# Short problem
Write out the entries below once more, exactly, with the pictures left out.

# Given entries
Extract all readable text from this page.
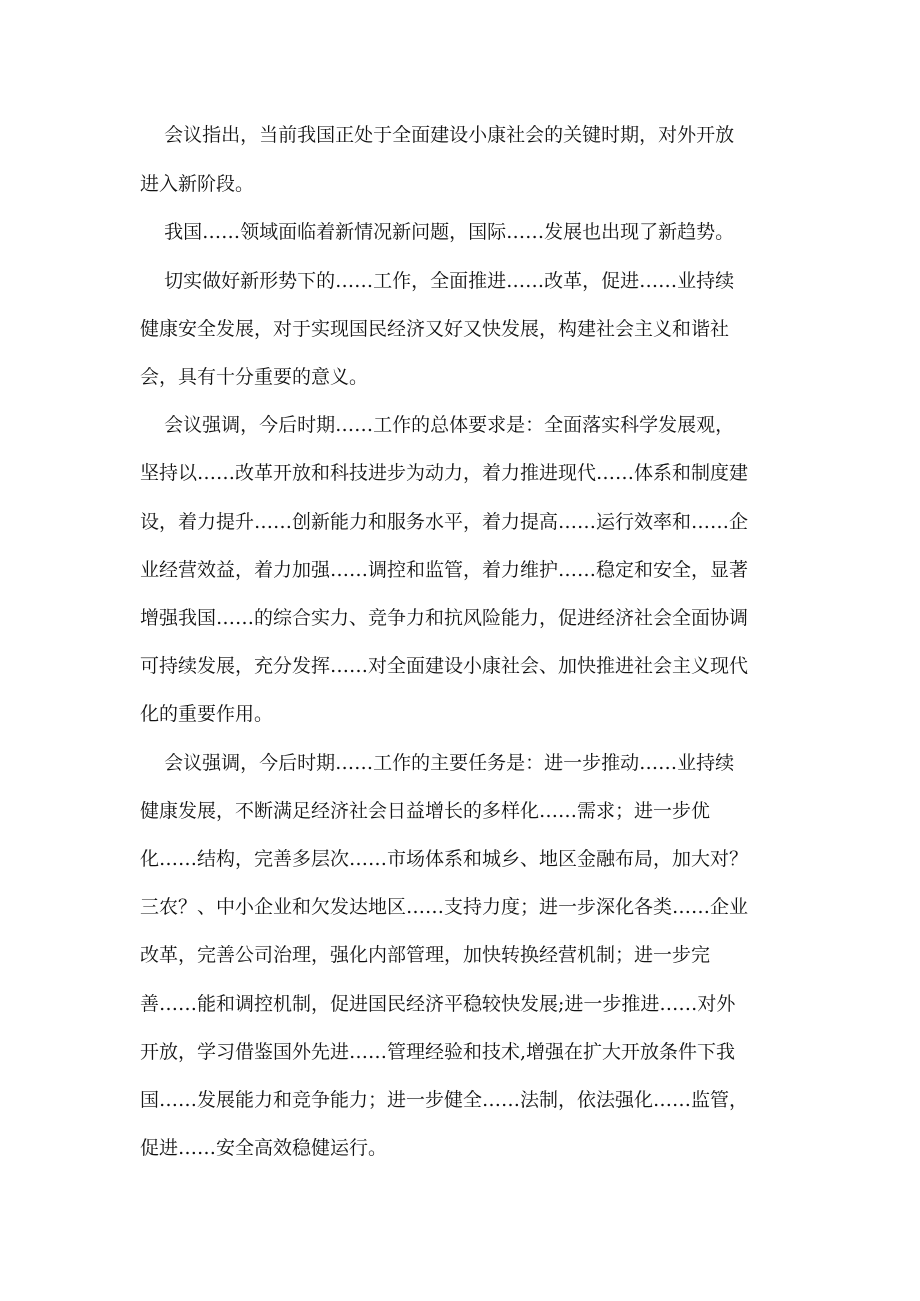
会议指出，当前我国正处于全面建设小康社会的关键时期，对外开放

进入新阶段。

我国……领域面临着新情况新问题，国际……发展也出现了新趋势。

切实做好新形势下的……工作，全面推进……改革，促进……业持续

健康安全发展，对于实现国民经济又好又快发展，构建社会主义和谐社

会，具有十分重要的意义。

会议强调，今后时期……工作的总体要求是：全面落实科学发展观，

坚持以……改革开放和科技进步为动力，着力推进现代……体系和制度建

设，着力提升……创新能力和服务水平，着力提高……运行效率和……企

业经营效益，着力加强……调控和监管，着力维护……稳定和安全，显著

增强我国……的综合实力、竞争力和抗风险能力，促进经济社会全面协调

可持续发展，充分发挥……对全面建设小康社会、加快推进社会主义现代

化的重要作用。

会议强调，今后时期……工作的主要任务是：进一步推动……业持续

健康发展，不断满足经济社会日益增长的多样化……需求；进一步优

化……结构，完善多层次……市场体系和城乡、地区金融布局，加大对？

三农？、中小企业和欠发达地区……支持力度；进一步深化各类……企业

改革，完善公司治理，强化内部管理，加快转换经营机制；进一步完

善……能和调控机制，促进国民经济平稳较快发展;进一步推进……对外

开放，学习借鉴国外先进……管理经验和技术,增强在扩大开放条件下我

国……发展能力和竞争能力；进一步健全……法制，依法强化……监管，

促进……安全高效稳健运行。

# Solution to the problem
Extract all readable text from this page.
会议指出，当前我国正处于全面建设小康社会的关键时期，对外开放

进入新阶段。

我国……领域面临着新情况新问题，国际……发展也出现了新趋势。

切实做好新形势下的……工作，全面推进……改革，促进……业持续

健康安全发展，对于实现国民经济又好又快发展，构建社会主义和谐社

会，具有十分重要的意义。

会议强调，今后时期……工作的总体要求是：全面落实科学发展观，

坚持以……改革开放和科技进步为动力，着力推进现代……体系和制度建

设，着力提升……创新能力和服务水平，着力提高……运行效率和……企

业经营效益，着力加强……调控和监管，着力维护……稳定和安全，显著

增强我国……的综合实力、竞争力和抗风险能力，促进经济社会全面协调

可持续发展，充分发挥……对全面建设小康社会、加快推进社会主义现代

化的重要作用。

会议强调，今后时期……工作的主要任务是：进一步推动……业持续

健康发展，不断满足经济社会日益增长的多样化……需求；进一步优

化……结构，完善多层次……市场体系和城乡、地区金融布局，加大对？

三农？、中小企业和欠发达地区……支持力度；进一步深化各类……企业

改革，完善公司治理，强化内部管理，加快转换经营机制；进一步完

善……能和调控机制，促进国民经济平稳较快发展;进一步推进……对外

开放，学习借鉴国外先进……管理经验和技术,增强在扩大开放条件下我

国……发展能力和竞争能力；进一步健全……法制，依法强化……监管，

促进……安全高效稳健运行。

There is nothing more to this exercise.